__Layout records__
***

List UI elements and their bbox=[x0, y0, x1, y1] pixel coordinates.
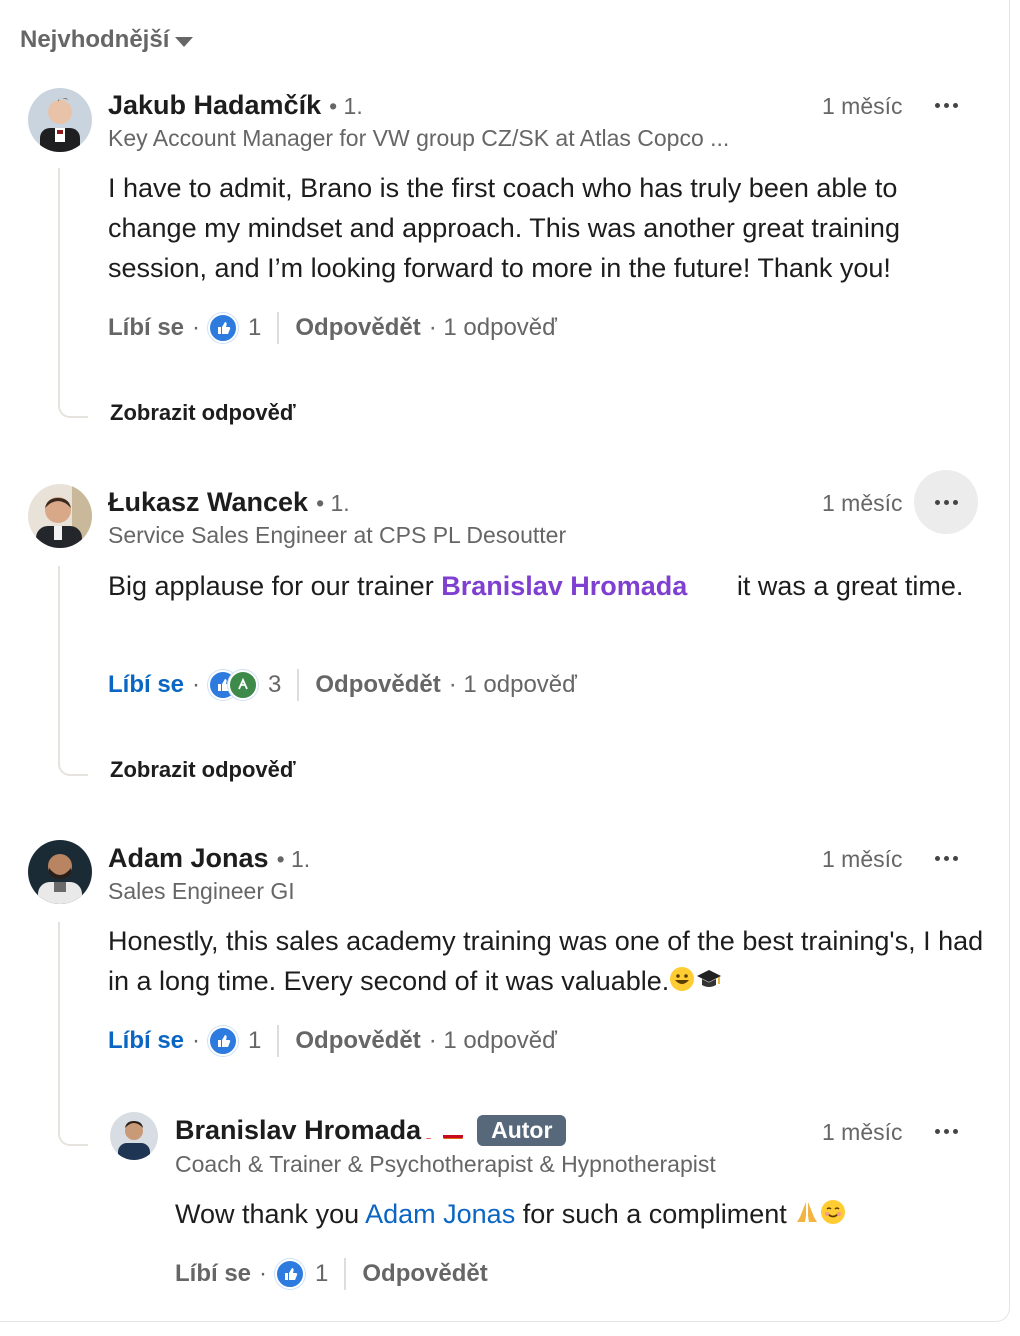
comment-text-part: Honestly, this sales academy training wa… bbox=[108, 926, 984, 996]
comment-text: I have to admit, Brano is the first coac… bbox=[108, 173, 900, 283]
connection-degree: • 1. bbox=[316, 490, 350, 516]
like-reaction-icon[interactable] bbox=[208, 1026, 239, 1056]
author-name[interactable]: Adam Jonas bbox=[108, 843, 269, 874]
smiling-face-icon bbox=[820, 1196, 846, 1236]
reply-button[interactable]: Odpovědět bbox=[315, 671, 440, 699]
thread-line bbox=[58, 168, 88, 418]
author-headline: Key Account Manager for VW group CZ/SK a… bbox=[108, 125, 730, 151]
reaction-count[interactable]: 3 bbox=[268, 671, 281, 699]
flag-sk-icon bbox=[688, 581, 708, 595]
more-icon[interactable] bbox=[914, 73, 978, 137]
replies-count[interactable]: · 1 odpověď bbox=[429, 314, 557, 342]
author-headline: Service Sales Engineer at CPS PL Desoutt… bbox=[108, 522, 567, 548]
reaction-count[interactable]: 1 bbox=[315, 1260, 328, 1288]
like-button[interactable]: Líbí se bbox=[175, 1260, 251, 1288]
comment-header: Łukasz Wancek • 1. bbox=[108, 487, 350, 518]
comment-time: 1 měsíc bbox=[822, 93, 903, 119]
like-reaction-icon[interactable] bbox=[275, 1259, 306, 1289]
author-name[interactable]: Branislav Hromada bbox=[175, 1115, 464, 1146]
reaction-count[interactable]: 1 bbox=[248, 1027, 261, 1055]
reply-actions: Líbí se · 1 Odpovědět bbox=[175, 1258, 488, 1290]
comment-header: Jakub Hadamčík • 1. bbox=[108, 90, 363, 121]
reply-text-part: Wow thank you bbox=[175, 1199, 366, 1229]
comment-time: 1 měsíc bbox=[822, 490, 903, 516]
flag-es-icon bbox=[443, 1125, 464, 1139]
author-headline: Sales Engineer GI bbox=[108, 878, 295, 904]
mention-link[interactable]: Adam Jonas bbox=[365, 1199, 515, 1229]
comment-time: 1 měsíc bbox=[822, 846, 903, 872]
author-name[interactable]: Jakub Hadamčík bbox=[108, 90, 321, 121]
author-name-text[interactable]: Branislav Hromada bbox=[175, 1115, 421, 1145]
reply-text-part: for such a compliment bbox=[515, 1199, 795, 1229]
more-icon[interactable] bbox=[914, 826, 978, 890]
more-icon[interactable] bbox=[914, 470, 978, 534]
like-button[interactable]: Líbí se bbox=[108, 314, 184, 342]
connection-degree: • 1. bbox=[329, 93, 363, 119]
comment-text: Honestly, this sales academy training wa… bbox=[108, 921, 988, 1003]
avatar[interactable] bbox=[28, 484, 92, 548]
like-reaction-icon[interactable] bbox=[208, 313, 239, 343]
show-replies-button[interactable]: Zobrazit odpověď bbox=[110, 757, 296, 783]
reply-avatar[interactable] bbox=[110, 1112, 158, 1160]
mention-name[interactable]: Branislav Hromada bbox=[441, 571, 687, 601]
caret-down-icon bbox=[175, 36, 194, 47]
flag-es-icon bbox=[709, 581, 729, 595]
comment-text-part: Big applause for our trainer bbox=[108, 571, 442, 601]
folded-hands-icon bbox=[794, 1196, 820, 1236]
author-badge: Autor bbox=[477, 1115, 567, 1146]
reply-button[interactable]: Odpovědět bbox=[295, 314, 420, 342]
more-icon[interactable] bbox=[914, 1099, 978, 1163]
thread-line bbox=[58, 922, 88, 1146]
reply-header: Branislav Hromada Autor bbox=[175, 1115, 567, 1146]
author-headline: Coach & Trainer & Psychotherapist & Hypn… bbox=[175, 1151, 716, 1177]
avatar[interactable] bbox=[28, 840, 92, 904]
celebrate-reaction-icon[interactable] bbox=[228, 670, 259, 700]
reply-button[interactable]: Odpovědět bbox=[362, 1260, 487, 1288]
reply-text: Wow thank you Adam Jonas for such a comp… bbox=[175, 1194, 975, 1236]
comment-text: Big applause for our trainer Branislav H… bbox=[108, 566, 978, 606]
mention-link[interactable]: Branislav Hromada bbox=[441, 571, 729, 601]
show-replies-button[interactable]: Zobrazit odpověď bbox=[110, 400, 296, 426]
like-button[interactable]: Líbí se bbox=[108, 1027, 184, 1055]
graduation-cap-icon bbox=[695, 963, 723, 1003]
like-button[interactable]: Líbí se bbox=[108, 671, 184, 699]
replies-count[interactable]: · 1 odpověď bbox=[449, 671, 577, 699]
reply-button[interactable]: Odpovědět bbox=[295, 1027, 420, 1055]
comment-actions: Líbí se · 1 Odpovědět · 1 odpověď bbox=[108, 1025, 557, 1057]
comment-header: Adam Jonas • 1. bbox=[108, 843, 310, 874]
comment-text-part: it was a great time. bbox=[729, 571, 964, 601]
replies-count[interactable]: · 1 odpověď bbox=[429, 1027, 557, 1055]
comment-actions: Líbí se · 3 Odpovědět · 1 odpověď bbox=[108, 669, 577, 701]
author-name[interactable]: Łukasz Wancek bbox=[108, 487, 308, 518]
reaction-count[interactable]: 1 bbox=[248, 314, 261, 342]
grinning-face-icon bbox=[669, 963, 695, 1003]
avatar[interactable] bbox=[28, 88, 92, 152]
connection-degree: • 1. bbox=[276, 846, 311, 872]
sort-dropdown[interactable]: Nejvhodnější bbox=[20, 26, 194, 54]
thread-line bbox=[58, 566, 88, 776]
sort-label: Nejvhodnější bbox=[20, 26, 170, 53]
flag-sk-icon bbox=[422, 1125, 443, 1139]
comment-time: 1 měsíc bbox=[822, 1119, 903, 1145]
comment-actions: Líbí se · 1 Odpovědět · 1 odpověď bbox=[108, 312, 557, 344]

***

__Exercise task__
Please rewrite every line of the layout records above as a numbered list, dropping any blank lines. Leave the pictures out of your answer.

__Task solution__
1. List UI elements and their bbox=[x0, y0, x1, y1] pixel coordinates.
2. comment-text-part: Honestly, this sales academy training wa… bbox=[108, 926, 984, 996]
3. comment-text: I have to admit, Brano is the first coac… bbox=[108, 173, 900, 283]
4. connection-degree: • 1. bbox=[316, 490, 350, 516]
5. like-reaction-icon[interactable] bbox=[208, 1026, 239, 1056]
6. author-name[interactable]: Adam Jonas bbox=[108, 843, 269, 874]
7. smiling-face-icon bbox=[820, 1196, 846, 1236]
8. reply-button[interactable]: Odpovědět bbox=[315, 671, 440, 699]
9. thread-line bbox=[58, 168, 88, 418]
10. author-headline: Key Account Manager for VW group CZ/SK a… bbox=[108, 125, 730, 151]
11. reaction-count[interactable]: 3 bbox=[268, 671, 281, 699]
12. flag-sk-icon bbox=[688, 581, 708, 595]
13. more-icon[interactable] bbox=[914, 73, 978, 137]
14. replies-count[interactable]: · 1 odpověď bbox=[429, 314, 557, 342]
15. author-headline: Service Sales Engineer at CPS PL Desoutt… bbox=[108, 522, 567, 548]
16. reaction-count[interactable]: 1 bbox=[315, 1260, 328, 1288]
17. like-button[interactable]: Líbí se bbox=[175, 1260, 251, 1288]
18. comment-header: Łukasz Wancek • 1. bbox=[108, 487, 350, 518]
19. comment-time: 1 měsíc bbox=[822, 93, 903, 119]
20. like-reaction-icon[interactable] bbox=[275, 1259, 306, 1289]
21. author-name[interactable]: Branislav Hromada bbox=[175, 1115, 464, 1146]
22. reaction-count[interactable]: 1 bbox=[248, 1027, 261, 1055]
23. reply-actions: Líbí se · 1 Odpovědět bbox=[175, 1258, 488, 1290]
24. comment-header: Jakub Hadamčík • 1. bbox=[108, 90, 363, 121]
25. reply-text-part: Wow thank you bbox=[175, 1199, 366, 1229]
26. comment-time: 1 měsíc bbox=[822, 490, 903, 516]
27. flag-es-icon bbox=[443, 1125, 464, 1139]
28. author-headline: Sales Engineer GI bbox=[108, 878, 295, 904]
29. mention-link[interactable]: Adam Jonas bbox=[365, 1199, 515, 1229]
30. comment-time: 1 měsíc bbox=[822, 846, 903, 872]
31. author-name[interactable]: Jakub Hadamčík bbox=[108, 90, 321, 121]
32. author-name-text[interactable]: Branislav Hromada bbox=[175, 1115, 421, 1145]
33. reply-text-part: for such a compliment bbox=[515, 1199, 795, 1229]
34. more-icon[interactable] bbox=[914, 826, 978, 890]
35. more-icon[interactable] bbox=[914, 470, 978, 534]
36. like-button[interactable]: Líbí se bbox=[108, 314, 184, 342]
37. connection-degree: • 1. bbox=[329, 93, 363, 119]
38. comment-text: Honestly, this sales academy training wa… bbox=[108, 921, 988, 1003]
39. avatar[interactable] bbox=[28, 484, 92, 548]
40. like-reaction-icon[interactable] bbox=[208, 313, 239, 343]
41. show-replies-button[interactable]: Zobrazit odpověď bbox=[110, 757, 296, 783]
42. reply-avatar[interactable] bbox=[110, 1112, 158, 1160]
43. mention-name[interactable]: Branislav Hromada bbox=[441, 571, 687, 601]
44. caret-down-icon bbox=[175, 36, 194, 47]
45. flag-es-icon bbox=[709, 581, 729, 595]
46. comment-text-part: Big applause for our trainer bbox=[108, 571, 442, 601]
47. folded-hands-icon bbox=[794, 1196, 820, 1236]
48. author-badge: Autor bbox=[477, 1115, 567, 1146]
49. reply-button[interactable]: Odpovědět bbox=[295, 314, 420, 342]
50. more-icon[interactable] bbox=[914, 1099, 978, 1163]
51. thread-line bbox=[58, 922, 88, 1146]
52. reply-header: Branislav Hromada Autor bbox=[175, 1115, 567, 1146]
53. author-headline: Coach & Trainer & Psychotherapist & Hypn… bbox=[175, 1151, 716, 1177]
54. avatar[interactable] bbox=[28, 840, 92, 904]
55. celebrate-reaction-icon[interactable] bbox=[228, 670, 259, 700]
56. reply-button[interactable]: Odpovědět bbox=[362, 1260, 487, 1288]
57. reply-text: Wow thank you Adam Jonas for such a comp… bbox=[175, 1194, 975, 1236]
58. comment-text: Big applause for our trainer Branislav H… bbox=[108, 566, 978, 606]
59. mention-link[interactable]: Branislav Hromada bbox=[441, 571, 729, 601]
60. show-replies-button[interactable]: Zobrazit odpověď bbox=[110, 400, 296, 426]
61. like-button[interactable]: Líbí se bbox=[108, 1027, 184, 1055]
62. graduation-cap-icon bbox=[695, 963, 723, 1003]
63. like-button[interactable]: Líbí se bbox=[108, 671, 184, 699]
64. replies-count[interactable]: · 1 odpověď bbox=[449, 671, 577, 699]
65. reply-button[interactable]: Odpovědět bbox=[295, 1027, 420, 1055]
66. comment-actions: Líbí se · 1 Odpovědět · 1 odpověď bbox=[108, 1025, 557, 1057]
67. comment-header: Adam Jonas • 1. bbox=[108, 843, 310, 874]
68. comment-text-part: it was a great time. bbox=[729, 571, 964, 601]
69. replies-count[interactable]: · 1 odpověď bbox=[429, 1027, 557, 1055]
70. comment-actions: Líbí se · 3 Odpovědět · 1 odpověď bbox=[108, 669, 577, 701]
71. author-name[interactable]: Łukasz Wancek bbox=[108, 487, 308, 518]
72. reaction-count[interactable]: 1 bbox=[248, 314, 261, 342]
73. grinning-face-icon bbox=[669, 963, 695, 1003]
74. avatar[interactable] bbox=[28, 88, 92, 152]
75. connection-degree: • 1. bbox=[276, 846, 311, 872]
76. sort-dropdown[interactable]: Nejvhodnější bbox=[20, 26, 194, 54]
77. thread-line bbox=[58, 566, 88, 776]
78. sort-label: Nejvhodnější bbox=[20, 26, 170, 53]
79. flag-sk-icon bbox=[422, 1125, 443, 1139]
80. comment-time: 1 měsíc bbox=[822, 1119, 903, 1145]
81. comment-actions: Líbí se · 1 Odpovědět · 1 odpověď bbox=[108, 312, 557, 344]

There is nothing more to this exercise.